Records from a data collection
******************************

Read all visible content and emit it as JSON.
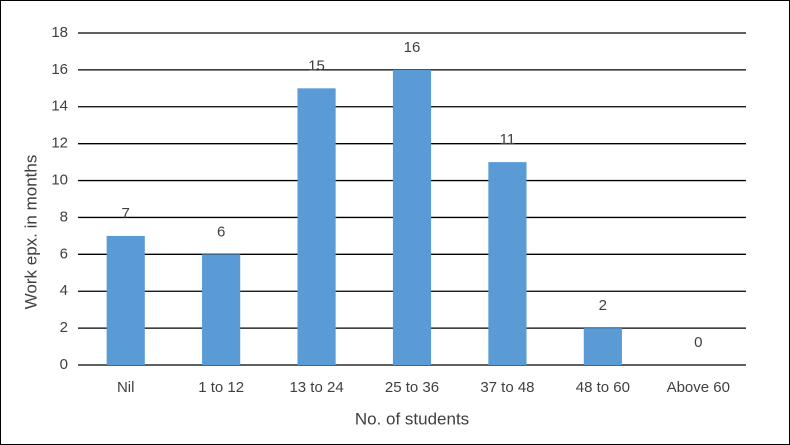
{
  "chart_data": {
    "type": "bar",
    "categories": [
      "Nil",
      "1 to 12",
      "13 to 24",
      "25 to 36",
      "37 to 48",
      "48 to 60",
      "Above 60"
    ],
    "values": [
      7,
      6,
      15,
      16,
      11,
      2,
      0
    ],
    "color": "#5b9bd5",
    "ylim": [
      0,
      18
    ],
    "yticks": [
      0,
      2,
      4,
      6,
      8,
      10,
      12,
      14,
      16,
      18
    ],
    "grid": true,
    "x_label": "No. of students",
    "y_label": "Work epx. in months"
  }
}
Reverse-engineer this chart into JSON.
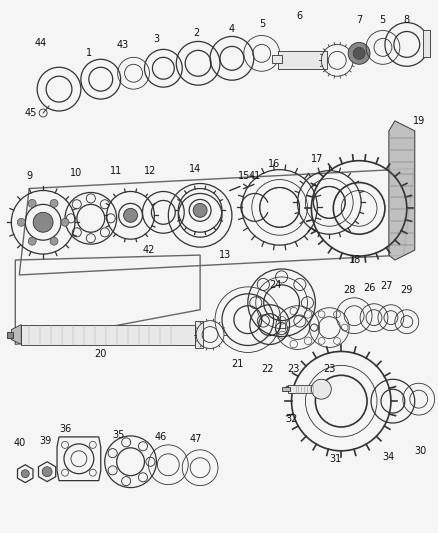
{
  "bg_color": "#f5f5f5",
  "line_color": "#333333",
  "fill_light": "#e8e8e8",
  "fill_mid": "#bbbbbb",
  "fill_dark": "#888888",
  "annotations": {
    "font_size": 7.0,
    "font_color": "#111111"
  }
}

******************************

* _The task_
Filter the records above for "JSON" and copy every matching line.

* _Expected answer_
Read all visible content and emit it as JSON.
Reverse-engineer this chart into JSON.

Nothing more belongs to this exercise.